── EXCERPTED RECORDS ──

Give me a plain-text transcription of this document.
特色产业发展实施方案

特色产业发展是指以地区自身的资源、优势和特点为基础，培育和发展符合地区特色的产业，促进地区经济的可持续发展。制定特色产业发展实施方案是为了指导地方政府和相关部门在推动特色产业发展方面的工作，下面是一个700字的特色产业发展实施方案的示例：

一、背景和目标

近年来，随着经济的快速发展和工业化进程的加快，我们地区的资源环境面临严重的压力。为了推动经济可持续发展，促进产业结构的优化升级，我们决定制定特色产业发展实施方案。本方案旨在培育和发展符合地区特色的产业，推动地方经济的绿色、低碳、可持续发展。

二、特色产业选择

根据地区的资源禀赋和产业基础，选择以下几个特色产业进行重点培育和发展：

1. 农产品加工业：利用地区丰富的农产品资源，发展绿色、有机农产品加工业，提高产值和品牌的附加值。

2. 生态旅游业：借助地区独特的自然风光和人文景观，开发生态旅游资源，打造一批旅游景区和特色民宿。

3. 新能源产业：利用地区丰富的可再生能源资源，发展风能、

───

- _WHAT IS REQUIRED_
Repeat all the entries exactly as given.

- _FULL OUTPUT_
Give me a plain-text transcription of this document.
特色产业发展实施方案

特色产业发展是指以地区自身的资源、优势和特点为基础，培育和发展符合地区特色的产业，促进地区经济的可持续发展。制定特色产业发展实施方案是为了指导地方政府和相关部门在推动特色产业发展方面的工作，下面是一个700字的特色产业发展实施方案的示例：

一、背景和目标

近年来，随着经济的快速发展和工业化进程的加快，我们地区的资源环境面临严重的压力。为了推动经济可持续发展，促进产业结构的优化升级，我们决定制定特色产业发展实施方案。本方案旨在培育和发展符合地区特色的产业，推动地方经济的绿色、低碳、可持续发展。

二、特色产业选择

根据地区的资源禀赋和产业基础，选择以下几个特色产业进行重点培育和发展：

1. 农产品加工业：利用地区丰富的农产品资源，发展绿色、有机农产品加工业，提高产值和品牌的附加值。

2. 生态旅游业：借助地区独特的自然风光和人文景观，开发生态旅游资源，打造一批旅游景区和特色民宿。

3. 新能源产业：利用地区丰富的可再生能源资源，发展风能、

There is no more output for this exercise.